* **DIRECTION**: Print out the material that follows word for word.

* **WORKING DATA**:
——

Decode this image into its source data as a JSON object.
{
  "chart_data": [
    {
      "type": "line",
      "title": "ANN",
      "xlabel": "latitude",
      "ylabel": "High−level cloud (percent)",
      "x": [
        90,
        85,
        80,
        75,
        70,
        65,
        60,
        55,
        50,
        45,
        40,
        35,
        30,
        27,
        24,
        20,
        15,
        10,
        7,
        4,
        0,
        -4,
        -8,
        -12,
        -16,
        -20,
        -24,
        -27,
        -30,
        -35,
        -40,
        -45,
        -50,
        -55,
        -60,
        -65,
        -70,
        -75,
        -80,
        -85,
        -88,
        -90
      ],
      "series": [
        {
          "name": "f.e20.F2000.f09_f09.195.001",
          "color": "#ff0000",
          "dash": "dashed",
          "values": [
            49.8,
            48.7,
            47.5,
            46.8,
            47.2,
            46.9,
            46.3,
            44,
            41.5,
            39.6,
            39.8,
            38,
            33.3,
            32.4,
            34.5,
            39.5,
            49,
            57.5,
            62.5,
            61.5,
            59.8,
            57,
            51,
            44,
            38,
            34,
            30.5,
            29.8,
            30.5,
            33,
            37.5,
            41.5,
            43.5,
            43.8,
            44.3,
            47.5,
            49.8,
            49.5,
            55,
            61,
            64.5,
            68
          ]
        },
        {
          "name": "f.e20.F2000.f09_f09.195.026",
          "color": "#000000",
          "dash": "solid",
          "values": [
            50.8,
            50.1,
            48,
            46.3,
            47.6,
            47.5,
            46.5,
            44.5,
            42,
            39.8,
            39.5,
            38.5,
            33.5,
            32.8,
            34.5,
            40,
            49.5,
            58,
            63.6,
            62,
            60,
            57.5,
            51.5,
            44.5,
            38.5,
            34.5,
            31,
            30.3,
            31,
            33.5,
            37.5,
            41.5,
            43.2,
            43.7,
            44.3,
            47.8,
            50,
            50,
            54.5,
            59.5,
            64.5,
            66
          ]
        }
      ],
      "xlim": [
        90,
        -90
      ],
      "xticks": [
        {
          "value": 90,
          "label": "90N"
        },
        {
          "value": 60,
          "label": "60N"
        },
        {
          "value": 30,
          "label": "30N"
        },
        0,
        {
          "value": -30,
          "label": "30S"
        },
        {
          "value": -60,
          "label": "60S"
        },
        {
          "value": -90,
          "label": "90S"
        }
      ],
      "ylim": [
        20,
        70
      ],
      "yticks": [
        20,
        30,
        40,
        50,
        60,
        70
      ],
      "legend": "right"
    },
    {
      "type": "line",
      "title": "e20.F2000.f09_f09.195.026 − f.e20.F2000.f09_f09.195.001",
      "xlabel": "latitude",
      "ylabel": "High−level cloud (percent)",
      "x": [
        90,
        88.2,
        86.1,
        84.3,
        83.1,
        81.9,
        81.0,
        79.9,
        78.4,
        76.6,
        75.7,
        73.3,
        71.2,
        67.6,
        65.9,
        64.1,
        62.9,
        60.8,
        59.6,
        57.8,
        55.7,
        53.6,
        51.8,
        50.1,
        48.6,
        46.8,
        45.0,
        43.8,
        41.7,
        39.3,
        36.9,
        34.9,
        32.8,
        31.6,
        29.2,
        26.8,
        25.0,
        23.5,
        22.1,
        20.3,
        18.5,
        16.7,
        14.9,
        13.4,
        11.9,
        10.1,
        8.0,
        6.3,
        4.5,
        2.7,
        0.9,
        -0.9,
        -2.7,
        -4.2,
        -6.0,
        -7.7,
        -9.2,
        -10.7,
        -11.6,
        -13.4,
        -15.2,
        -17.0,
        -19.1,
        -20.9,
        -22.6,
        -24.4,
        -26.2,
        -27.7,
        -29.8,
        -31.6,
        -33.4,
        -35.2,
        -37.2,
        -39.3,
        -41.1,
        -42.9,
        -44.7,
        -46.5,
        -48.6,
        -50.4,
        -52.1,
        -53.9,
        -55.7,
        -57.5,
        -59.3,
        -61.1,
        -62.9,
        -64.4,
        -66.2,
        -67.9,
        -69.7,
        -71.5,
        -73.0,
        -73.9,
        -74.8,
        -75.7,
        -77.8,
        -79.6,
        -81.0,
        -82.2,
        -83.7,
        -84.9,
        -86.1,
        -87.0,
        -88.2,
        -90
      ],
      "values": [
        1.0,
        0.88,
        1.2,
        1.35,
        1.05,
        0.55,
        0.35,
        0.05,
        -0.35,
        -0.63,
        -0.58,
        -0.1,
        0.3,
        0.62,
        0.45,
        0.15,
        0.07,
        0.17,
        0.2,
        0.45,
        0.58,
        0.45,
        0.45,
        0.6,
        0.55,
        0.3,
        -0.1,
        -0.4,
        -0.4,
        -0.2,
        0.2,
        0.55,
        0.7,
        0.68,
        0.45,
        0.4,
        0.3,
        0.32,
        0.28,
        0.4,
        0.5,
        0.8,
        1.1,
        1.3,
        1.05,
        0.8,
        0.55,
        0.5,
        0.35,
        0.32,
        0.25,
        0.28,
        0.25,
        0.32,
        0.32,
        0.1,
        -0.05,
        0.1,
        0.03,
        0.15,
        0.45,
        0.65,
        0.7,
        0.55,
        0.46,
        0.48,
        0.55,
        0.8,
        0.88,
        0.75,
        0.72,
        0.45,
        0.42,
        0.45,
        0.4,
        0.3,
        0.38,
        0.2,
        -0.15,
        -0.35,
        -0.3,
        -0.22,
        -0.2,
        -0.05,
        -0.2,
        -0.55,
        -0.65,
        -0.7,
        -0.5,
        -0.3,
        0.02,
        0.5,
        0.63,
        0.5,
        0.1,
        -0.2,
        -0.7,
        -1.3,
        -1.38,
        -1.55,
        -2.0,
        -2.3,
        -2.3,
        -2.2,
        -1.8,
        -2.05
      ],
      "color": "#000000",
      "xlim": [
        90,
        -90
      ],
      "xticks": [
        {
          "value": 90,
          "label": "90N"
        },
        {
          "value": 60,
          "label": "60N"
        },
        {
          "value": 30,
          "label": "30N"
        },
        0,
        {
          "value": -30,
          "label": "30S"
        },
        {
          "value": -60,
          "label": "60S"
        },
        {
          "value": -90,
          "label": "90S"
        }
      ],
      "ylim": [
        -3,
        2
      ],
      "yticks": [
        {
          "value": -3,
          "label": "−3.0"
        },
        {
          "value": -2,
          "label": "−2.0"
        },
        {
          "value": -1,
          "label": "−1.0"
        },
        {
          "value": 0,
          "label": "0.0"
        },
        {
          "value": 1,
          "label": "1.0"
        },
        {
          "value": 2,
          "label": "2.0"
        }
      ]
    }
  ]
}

——

* **COMPLETE OUTPUT**:
Decode this image into its source data as a JSON object.
{
  "chart_data": [
    {
      "type": "line",
      "title": "ANN",
      "xlabel": "latitude",
      "ylabel": "High−level cloud (percent)",
      "x": [
        90,
        85,
        80,
        75,
        70,
        65,
        60,
        55,
        50,
        45,
        40,
        35,
        30,
        27,
        24,
        20,
        15,
        10,
        7,
        4,
        0,
        -4,
        -8,
        -12,
        -16,
        -20,
        -24,
        -27,
        -30,
        -35,
        -40,
        -45,
        -50,
        -55,
        -60,
        -65,
        -70,
        -75,
        -80,
        -85,
        -88,
        -90
      ],
      "series": [
        {
          "name": "f.e20.F2000.f09_f09.195.001",
          "color": "#ff0000",
          "dash": "dashed",
          "values": [
            49.8,
            48.7,
            47.5,
            46.8,
            47.2,
            46.9,
            46.3,
            44,
            41.5,
            39.6,
            39.8,
            38,
            33.3,
            32.4,
            34.5,
            39.5,
            49,
            57.5,
            62.5,
            61.5,
            59.8,
            57,
            51,
            44,
            38,
            34,
            30.5,
            29.8,
            30.5,
            33,
            37.5,
            41.5,
            43.5,
            43.8,
            44.3,
            47.5,
            49.8,
            49.5,
            55,
            61,
            64.5,
            68
          ]
        },
        {
          "name": "f.e20.F2000.f09_f09.195.026",
          "color": "#000000",
          "dash": "solid",
          "values": [
            50.8,
            50.1,
            48,
            46.3,
            47.6,
            47.5,
            46.5,
            44.5,
            42,
            39.8,
            39.5,
            38.5,
            33.5,
            32.8,
            34.5,
            40,
            49.5,
            58,
            63.6,
            62,
            60,
            57.5,
            51.5,
            44.5,
            38.5,
            34.5,
            31,
            30.3,
            31,
            33.5,
            37.5,
            41.5,
            43.2,
            43.7,
            44.3,
            47.8,
            50,
            50,
            54.5,
            59.5,
            64.5,
            66
          ]
        }
      ],
      "xlim": [
        90,
        -90
      ],
      "xticks": [
        {
          "value": 90,
          "label": "90N"
        },
        {
          "value": 60,
          "label": "60N"
        },
        {
          "value": 30,
          "label": "30N"
        },
        0,
        {
          "value": -30,
          "label": "30S"
        },
        {
          "value": -60,
          "label": "60S"
        },
        {
          "value": -90,
          "label": "90S"
        }
      ],
      "ylim": [
        20,
        70
      ],
      "yticks": [
        20,
        30,
        40,
        50,
        60,
        70
      ],
      "legend": "right"
    },
    {
      "type": "line",
      "title": "e20.F2000.f09_f09.195.026 − f.e20.F2000.f09_f09.195.001",
      "xlabel": "latitude",
      "ylabel": "High−level cloud (percent)",
      "x": [
        90,
        88.2,
        86.1,
        84.3,
        83.1,
        81.9,
        81.0,
        79.9,
        78.4,
        76.6,
        75.7,
        73.3,
        71.2,
        67.6,
        65.9,
        64.1,
        62.9,
        60.8,
        59.6,
        57.8,
        55.7,
        53.6,
        51.8,
        50.1,
        48.6,
        46.8,
        45.0,
        43.8,
        41.7,
        39.3,
        36.9,
        34.9,
        32.8,
        31.6,
        29.2,
        26.8,
        25.0,
        23.5,
        22.1,
        20.3,
        18.5,
        16.7,
        14.9,
        13.4,
        11.9,
        10.1,
        8.0,
        6.3,
        4.5,
        2.7,
        0.9,
        -0.9,
        -2.7,
        -4.2,
        -6.0,
        -7.7,
        -9.2,
        -10.7,
        -11.6,
        -13.4,
        -15.2,
        -17.0,
        -19.1,
        -20.9,
        -22.6,
        -24.4,
        -26.2,
        -27.7,
        -29.8,
        -31.6,
        -33.4,
        -35.2,
        -37.2,
        -39.3,
        -41.1,
        -42.9,
        -44.7,
        -46.5,
        -48.6,
        -50.4,
        -52.1,
        -53.9,
        -55.7,
        -57.5,
        -59.3,
        -61.1,
        -62.9,
        -64.4,
        -66.2,
        -67.9,
        -69.7,
        -71.5,
        -73.0,
        -73.9,
        -74.8,
        -75.7,
        -77.8,
        -79.6,
        -81.0,
        -82.2,
        -83.7,
        -84.9,
        -86.1,
        -87.0,
        -88.2,
        -90
      ],
      "values": [
        1.0,
        0.88,
        1.2,
        1.35,
        1.05,
        0.55,
        0.35,
        0.05,
        -0.35,
        -0.63,
        -0.58,
        -0.1,
        0.3,
        0.62,
        0.45,
        0.15,
        0.07,
        0.17,
        0.2,
        0.45,
        0.58,
        0.45,
        0.45,
        0.6,
        0.55,
        0.3,
        -0.1,
        -0.4,
        -0.4,
        -0.2,
        0.2,
        0.55,
        0.7,
        0.68,
        0.45,
        0.4,
        0.3,
        0.32,
        0.28,
        0.4,
        0.5,
        0.8,
        1.1,
        1.3,
        1.05,
        0.8,
        0.55,
        0.5,
        0.35,
        0.32,
        0.25,
        0.28,
        0.25,
        0.32,
        0.32,
        0.1,
        -0.05,
        0.1,
        0.03,
        0.15,
        0.45,
        0.65,
        0.7,
        0.55,
        0.46,
        0.48,
        0.55,
        0.8,
        0.88,
        0.75,
        0.72,
        0.45,
        0.42,
        0.45,
        0.4,
        0.3,
        0.38,
        0.2,
        -0.15,
        -0.35,
        -0.3,
        -0.22,
        -0.2,
        -0.05,
        -0.2,
        -0.55,
        -0.65,
        -0.7,
        -0.5,
        -0.3,
        0.02,
        0.5,
        0.63,
        0.5,
        0.1,
        -0.2,
        -0.7,
        -1.3,
        -1.38,
        -1.55,
        -2.0,
        -2.3,
        -2.3,
        -2.2,
        -1.8,
        -2.05
      ],
      "color": "#000000",
      "xlim": [
        90,
        -90
      ],
      "xticks": [
        {
          "value": 90,
          "label": "90N"
        },
        {
          "value": 60,
          "label": "60N"
        },
        {
          "value": 30,
          "label": "30N"
        },
        0,
        {
          "value": -30,
          "label": "30S"
        },
        {
          "value": -60,
          "label": "60S"
        },
        {
          "value": -90,
          "label": "90S"
        }
      ],
      "ylim": [
        -3,
        2
      ],
      "yticks": [
        {
          "value": -3,
          "label": "−3.0"
        },
        {
          "value": -2,
          "label": "−2.0"
        },
        {
          "value": -1,
          "label": "−1.0"
        },
        {
          "value": 0,
          "label": "0.0"
        },
        {
          "value": 1,
          "label": "1.0"
        },
        {
          "value": 2,
          "label": "2.0"
        }
      ]
    }
  ]
}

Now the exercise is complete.